> [Brief]
Reproduce the stretch of the records from their start through the line containing "638, 553, 654]", copying each line without any change.

> [Records from a dataset]
- - - - - - -

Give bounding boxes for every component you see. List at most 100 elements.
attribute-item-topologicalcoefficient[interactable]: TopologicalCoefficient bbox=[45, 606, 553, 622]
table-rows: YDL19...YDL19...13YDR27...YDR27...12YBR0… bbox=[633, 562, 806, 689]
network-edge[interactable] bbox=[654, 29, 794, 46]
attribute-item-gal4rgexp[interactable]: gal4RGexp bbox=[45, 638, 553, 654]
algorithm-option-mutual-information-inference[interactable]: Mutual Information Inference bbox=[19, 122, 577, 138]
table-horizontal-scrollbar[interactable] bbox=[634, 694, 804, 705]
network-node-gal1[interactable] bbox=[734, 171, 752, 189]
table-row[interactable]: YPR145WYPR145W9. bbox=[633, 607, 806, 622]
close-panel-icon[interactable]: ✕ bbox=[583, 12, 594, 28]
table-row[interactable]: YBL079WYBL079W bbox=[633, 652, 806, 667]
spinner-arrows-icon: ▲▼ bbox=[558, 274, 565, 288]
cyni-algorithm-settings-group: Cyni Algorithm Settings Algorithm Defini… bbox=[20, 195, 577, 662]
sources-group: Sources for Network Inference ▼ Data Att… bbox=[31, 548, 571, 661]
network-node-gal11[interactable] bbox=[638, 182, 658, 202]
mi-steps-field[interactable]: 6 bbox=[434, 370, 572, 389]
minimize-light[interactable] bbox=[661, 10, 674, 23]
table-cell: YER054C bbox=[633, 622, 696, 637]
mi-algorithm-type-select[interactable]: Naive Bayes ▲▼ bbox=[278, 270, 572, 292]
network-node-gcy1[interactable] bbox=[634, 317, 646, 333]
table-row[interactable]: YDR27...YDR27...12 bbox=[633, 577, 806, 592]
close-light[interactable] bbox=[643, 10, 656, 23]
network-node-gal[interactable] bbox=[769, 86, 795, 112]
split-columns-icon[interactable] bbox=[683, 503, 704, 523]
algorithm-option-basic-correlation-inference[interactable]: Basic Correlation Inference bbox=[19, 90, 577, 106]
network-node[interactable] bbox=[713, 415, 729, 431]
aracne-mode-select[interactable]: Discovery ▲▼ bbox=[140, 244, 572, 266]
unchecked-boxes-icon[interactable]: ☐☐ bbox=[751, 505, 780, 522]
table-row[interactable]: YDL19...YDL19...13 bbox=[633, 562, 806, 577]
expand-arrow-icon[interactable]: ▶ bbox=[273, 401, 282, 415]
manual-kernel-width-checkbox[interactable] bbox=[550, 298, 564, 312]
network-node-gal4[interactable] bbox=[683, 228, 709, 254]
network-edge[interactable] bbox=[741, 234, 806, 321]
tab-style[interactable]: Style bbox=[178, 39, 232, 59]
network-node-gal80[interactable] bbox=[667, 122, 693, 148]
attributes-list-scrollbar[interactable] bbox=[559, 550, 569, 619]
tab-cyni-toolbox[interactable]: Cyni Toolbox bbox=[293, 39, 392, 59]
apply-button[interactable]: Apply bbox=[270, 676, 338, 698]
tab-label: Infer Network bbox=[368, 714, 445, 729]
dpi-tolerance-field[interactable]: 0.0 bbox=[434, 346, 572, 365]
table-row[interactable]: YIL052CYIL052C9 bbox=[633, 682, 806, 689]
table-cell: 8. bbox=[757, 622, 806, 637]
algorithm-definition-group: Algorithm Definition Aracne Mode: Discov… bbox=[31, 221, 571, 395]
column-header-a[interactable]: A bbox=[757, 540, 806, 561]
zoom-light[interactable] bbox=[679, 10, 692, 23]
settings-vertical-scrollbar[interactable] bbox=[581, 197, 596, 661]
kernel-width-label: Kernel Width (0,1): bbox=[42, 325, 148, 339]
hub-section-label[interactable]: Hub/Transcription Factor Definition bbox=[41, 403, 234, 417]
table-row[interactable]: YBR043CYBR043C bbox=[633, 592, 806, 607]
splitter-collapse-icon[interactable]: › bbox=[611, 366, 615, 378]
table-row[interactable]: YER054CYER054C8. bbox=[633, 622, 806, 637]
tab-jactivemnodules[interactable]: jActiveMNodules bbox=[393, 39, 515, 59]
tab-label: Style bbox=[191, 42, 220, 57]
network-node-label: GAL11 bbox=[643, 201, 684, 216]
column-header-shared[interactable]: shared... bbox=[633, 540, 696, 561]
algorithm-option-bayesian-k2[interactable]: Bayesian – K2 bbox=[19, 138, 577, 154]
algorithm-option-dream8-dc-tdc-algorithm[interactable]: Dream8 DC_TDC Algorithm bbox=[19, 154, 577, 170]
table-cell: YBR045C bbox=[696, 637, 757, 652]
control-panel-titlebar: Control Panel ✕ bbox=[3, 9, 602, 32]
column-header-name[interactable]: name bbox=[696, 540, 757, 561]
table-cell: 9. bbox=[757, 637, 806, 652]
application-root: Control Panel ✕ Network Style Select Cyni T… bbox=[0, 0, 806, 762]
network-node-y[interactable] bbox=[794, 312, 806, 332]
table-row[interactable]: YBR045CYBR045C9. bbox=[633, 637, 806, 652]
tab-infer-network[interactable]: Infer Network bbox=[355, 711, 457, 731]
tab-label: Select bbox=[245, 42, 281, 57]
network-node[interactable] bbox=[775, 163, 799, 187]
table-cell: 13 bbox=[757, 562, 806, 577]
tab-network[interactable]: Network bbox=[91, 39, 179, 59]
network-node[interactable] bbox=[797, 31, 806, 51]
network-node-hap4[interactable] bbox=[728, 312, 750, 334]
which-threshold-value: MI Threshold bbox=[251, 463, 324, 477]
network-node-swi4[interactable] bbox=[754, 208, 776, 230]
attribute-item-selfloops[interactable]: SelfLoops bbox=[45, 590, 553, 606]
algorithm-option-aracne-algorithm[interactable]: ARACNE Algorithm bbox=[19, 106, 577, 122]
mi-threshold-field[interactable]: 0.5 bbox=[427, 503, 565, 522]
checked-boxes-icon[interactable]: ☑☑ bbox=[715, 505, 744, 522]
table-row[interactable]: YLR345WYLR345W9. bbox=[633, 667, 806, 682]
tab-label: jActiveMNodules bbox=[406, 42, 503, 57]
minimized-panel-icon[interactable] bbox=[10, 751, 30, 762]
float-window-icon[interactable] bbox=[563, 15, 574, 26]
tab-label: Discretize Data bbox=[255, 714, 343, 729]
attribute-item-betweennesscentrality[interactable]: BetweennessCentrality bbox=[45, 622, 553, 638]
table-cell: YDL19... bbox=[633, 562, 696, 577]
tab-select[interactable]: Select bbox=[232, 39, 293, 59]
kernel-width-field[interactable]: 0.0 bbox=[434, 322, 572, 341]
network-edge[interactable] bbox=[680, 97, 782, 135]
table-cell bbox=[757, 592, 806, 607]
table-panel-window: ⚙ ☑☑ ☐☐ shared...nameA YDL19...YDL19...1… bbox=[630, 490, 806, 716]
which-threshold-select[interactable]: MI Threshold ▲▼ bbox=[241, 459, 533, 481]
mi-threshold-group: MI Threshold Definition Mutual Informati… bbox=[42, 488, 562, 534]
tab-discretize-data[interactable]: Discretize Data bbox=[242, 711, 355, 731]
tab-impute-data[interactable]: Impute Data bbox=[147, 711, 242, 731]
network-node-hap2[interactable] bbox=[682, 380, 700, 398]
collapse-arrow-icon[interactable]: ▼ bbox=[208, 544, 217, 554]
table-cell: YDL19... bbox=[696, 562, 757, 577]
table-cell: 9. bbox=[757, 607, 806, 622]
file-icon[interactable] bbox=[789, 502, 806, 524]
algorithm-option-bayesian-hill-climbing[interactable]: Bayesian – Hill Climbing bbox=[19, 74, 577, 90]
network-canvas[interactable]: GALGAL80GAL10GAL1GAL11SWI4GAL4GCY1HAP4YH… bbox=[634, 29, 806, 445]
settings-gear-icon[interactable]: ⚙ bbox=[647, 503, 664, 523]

- - - - - - -

> [Written solution]
Give bounding boxes for every component you see. List at most 100 elements.
attribute-item-topologicalcoefficient[interactable]: TopologicalCoefficient bbox=[45, 606, 553, 622]
table-rows: YDL19...YDL19...13YDR27...YDR27...12YBR0… bbox=[633, 562, 806, 689]
network-edge[interactable] bbox=[654, 29, 794, 46]
attribute-item-gal4rgexp[interactable]: gal4RGexp bbox=[45, 638, 553, 654]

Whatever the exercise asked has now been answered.